- **GOAL**: Wherever "this" appears in a line, copy that line.

□ □ □

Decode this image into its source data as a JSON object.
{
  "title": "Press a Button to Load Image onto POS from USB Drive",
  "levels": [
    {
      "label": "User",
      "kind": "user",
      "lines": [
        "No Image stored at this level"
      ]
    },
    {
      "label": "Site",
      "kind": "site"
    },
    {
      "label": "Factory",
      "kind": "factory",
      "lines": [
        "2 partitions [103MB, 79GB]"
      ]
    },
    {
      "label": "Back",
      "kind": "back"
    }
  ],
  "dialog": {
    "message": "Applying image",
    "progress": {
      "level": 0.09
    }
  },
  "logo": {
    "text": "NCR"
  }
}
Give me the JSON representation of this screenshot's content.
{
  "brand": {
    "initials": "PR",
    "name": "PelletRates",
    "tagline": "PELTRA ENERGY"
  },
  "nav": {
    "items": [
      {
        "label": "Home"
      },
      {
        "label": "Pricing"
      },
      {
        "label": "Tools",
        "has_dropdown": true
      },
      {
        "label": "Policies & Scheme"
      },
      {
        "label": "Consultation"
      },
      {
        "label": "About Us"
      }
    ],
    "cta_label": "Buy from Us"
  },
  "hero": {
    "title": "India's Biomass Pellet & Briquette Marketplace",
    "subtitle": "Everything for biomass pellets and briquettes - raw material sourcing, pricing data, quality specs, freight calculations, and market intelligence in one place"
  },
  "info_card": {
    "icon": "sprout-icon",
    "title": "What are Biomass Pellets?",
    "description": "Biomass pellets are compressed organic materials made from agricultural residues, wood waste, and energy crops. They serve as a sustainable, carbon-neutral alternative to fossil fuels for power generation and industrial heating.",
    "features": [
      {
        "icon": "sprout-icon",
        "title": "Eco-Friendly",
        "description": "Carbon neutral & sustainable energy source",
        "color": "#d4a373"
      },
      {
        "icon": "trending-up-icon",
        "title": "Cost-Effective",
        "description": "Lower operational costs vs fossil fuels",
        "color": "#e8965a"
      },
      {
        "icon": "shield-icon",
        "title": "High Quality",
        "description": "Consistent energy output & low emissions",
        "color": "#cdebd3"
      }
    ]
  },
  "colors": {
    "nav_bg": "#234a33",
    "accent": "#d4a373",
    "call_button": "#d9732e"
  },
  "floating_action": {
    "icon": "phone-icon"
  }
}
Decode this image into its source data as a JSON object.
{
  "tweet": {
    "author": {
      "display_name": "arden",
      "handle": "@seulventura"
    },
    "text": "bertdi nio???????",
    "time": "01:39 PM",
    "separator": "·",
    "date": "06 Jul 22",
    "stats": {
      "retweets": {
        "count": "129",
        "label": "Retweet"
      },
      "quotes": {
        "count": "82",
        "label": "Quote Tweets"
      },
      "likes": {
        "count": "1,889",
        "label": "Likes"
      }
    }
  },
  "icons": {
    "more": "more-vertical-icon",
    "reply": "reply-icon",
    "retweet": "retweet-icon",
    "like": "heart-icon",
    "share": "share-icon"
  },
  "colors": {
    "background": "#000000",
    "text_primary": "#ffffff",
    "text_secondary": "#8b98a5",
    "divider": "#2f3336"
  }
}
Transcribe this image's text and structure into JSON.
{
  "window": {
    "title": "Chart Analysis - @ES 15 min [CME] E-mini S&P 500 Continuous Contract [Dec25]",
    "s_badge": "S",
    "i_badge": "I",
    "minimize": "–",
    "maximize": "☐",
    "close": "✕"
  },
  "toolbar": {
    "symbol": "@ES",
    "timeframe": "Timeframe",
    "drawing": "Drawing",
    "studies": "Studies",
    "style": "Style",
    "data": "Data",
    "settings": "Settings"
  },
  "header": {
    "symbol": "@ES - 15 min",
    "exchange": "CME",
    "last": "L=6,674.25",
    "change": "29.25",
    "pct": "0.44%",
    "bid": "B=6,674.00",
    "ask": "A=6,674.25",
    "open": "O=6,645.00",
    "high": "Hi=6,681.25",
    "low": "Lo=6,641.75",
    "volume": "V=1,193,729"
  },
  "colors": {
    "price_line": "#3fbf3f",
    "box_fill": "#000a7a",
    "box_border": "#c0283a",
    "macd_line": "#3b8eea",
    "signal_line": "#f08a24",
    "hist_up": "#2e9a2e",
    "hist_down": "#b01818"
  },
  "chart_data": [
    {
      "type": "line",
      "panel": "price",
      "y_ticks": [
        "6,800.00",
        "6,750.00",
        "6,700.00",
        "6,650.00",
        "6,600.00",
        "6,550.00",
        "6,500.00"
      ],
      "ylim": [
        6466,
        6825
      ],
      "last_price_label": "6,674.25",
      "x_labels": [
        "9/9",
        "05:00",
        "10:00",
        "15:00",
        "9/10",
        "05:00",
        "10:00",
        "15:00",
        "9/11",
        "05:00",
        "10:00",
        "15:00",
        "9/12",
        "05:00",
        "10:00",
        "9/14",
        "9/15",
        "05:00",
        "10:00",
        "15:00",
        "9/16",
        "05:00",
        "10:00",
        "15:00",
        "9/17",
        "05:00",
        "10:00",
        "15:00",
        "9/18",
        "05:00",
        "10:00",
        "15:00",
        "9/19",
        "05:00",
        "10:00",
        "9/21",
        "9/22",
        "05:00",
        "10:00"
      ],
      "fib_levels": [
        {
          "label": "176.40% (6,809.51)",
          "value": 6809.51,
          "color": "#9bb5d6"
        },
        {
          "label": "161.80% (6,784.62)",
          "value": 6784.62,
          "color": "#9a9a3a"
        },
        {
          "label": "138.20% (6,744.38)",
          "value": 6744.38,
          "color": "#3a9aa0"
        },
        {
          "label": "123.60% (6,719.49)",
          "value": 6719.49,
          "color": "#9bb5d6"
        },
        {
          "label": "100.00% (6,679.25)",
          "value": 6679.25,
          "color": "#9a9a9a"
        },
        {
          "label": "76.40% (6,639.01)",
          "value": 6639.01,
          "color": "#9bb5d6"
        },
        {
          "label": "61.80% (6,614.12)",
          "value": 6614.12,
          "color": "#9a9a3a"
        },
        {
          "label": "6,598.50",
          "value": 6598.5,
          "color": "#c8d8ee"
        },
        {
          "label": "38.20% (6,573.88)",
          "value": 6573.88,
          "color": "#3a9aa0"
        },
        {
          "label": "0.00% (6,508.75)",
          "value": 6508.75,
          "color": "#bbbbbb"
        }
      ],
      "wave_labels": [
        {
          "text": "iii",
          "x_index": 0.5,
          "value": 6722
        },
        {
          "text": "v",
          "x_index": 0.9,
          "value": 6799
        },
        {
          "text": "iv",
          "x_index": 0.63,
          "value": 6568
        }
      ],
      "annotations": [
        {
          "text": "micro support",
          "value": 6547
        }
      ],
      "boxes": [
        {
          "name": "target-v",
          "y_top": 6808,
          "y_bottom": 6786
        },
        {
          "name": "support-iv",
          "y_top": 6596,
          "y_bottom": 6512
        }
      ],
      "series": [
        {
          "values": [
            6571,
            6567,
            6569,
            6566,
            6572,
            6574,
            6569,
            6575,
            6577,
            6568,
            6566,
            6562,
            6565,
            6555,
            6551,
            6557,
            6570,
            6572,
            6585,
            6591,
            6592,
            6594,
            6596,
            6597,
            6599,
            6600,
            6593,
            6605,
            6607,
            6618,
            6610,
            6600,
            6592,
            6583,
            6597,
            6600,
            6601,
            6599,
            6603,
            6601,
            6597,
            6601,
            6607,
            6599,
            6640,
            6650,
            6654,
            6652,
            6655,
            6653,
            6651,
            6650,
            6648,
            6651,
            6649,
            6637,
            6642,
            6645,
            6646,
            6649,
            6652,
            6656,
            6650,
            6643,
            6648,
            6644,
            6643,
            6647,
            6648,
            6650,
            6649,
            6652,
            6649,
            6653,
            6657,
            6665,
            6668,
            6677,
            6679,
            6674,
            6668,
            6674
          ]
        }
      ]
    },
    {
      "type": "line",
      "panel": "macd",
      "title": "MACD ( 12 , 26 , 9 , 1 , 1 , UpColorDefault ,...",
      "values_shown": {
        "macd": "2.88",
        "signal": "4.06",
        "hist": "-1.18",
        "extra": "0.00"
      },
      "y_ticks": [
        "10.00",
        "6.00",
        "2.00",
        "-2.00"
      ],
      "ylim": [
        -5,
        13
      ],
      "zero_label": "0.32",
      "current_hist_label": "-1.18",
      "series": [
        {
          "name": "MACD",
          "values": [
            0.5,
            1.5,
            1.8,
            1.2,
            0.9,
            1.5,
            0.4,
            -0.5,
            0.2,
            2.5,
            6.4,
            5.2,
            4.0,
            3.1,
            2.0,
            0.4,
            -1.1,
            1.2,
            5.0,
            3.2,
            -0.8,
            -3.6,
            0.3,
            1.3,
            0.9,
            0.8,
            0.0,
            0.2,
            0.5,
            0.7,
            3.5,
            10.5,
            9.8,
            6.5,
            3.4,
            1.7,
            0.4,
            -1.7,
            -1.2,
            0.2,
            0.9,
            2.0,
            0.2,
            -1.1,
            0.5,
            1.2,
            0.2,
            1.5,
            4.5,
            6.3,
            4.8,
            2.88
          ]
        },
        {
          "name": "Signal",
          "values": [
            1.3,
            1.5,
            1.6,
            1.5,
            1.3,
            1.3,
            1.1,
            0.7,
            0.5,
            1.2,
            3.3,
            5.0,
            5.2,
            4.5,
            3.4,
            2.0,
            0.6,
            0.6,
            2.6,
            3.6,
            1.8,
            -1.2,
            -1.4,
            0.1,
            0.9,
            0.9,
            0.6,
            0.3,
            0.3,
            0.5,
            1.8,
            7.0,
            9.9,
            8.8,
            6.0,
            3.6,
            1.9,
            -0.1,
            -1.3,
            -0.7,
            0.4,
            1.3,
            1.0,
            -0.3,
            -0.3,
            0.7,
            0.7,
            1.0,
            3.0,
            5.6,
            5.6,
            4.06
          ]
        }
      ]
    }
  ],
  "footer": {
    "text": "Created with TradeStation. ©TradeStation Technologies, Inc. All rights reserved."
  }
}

□ □ □

- **REPLY**:
Decode this image into its source data as a JSON object.
        "No Image stored at this level"
Give me the JSON representation of this screenshot's content.
Decode this image into its source data as a JSON object.
Transcribe this image's text and structure into JSON.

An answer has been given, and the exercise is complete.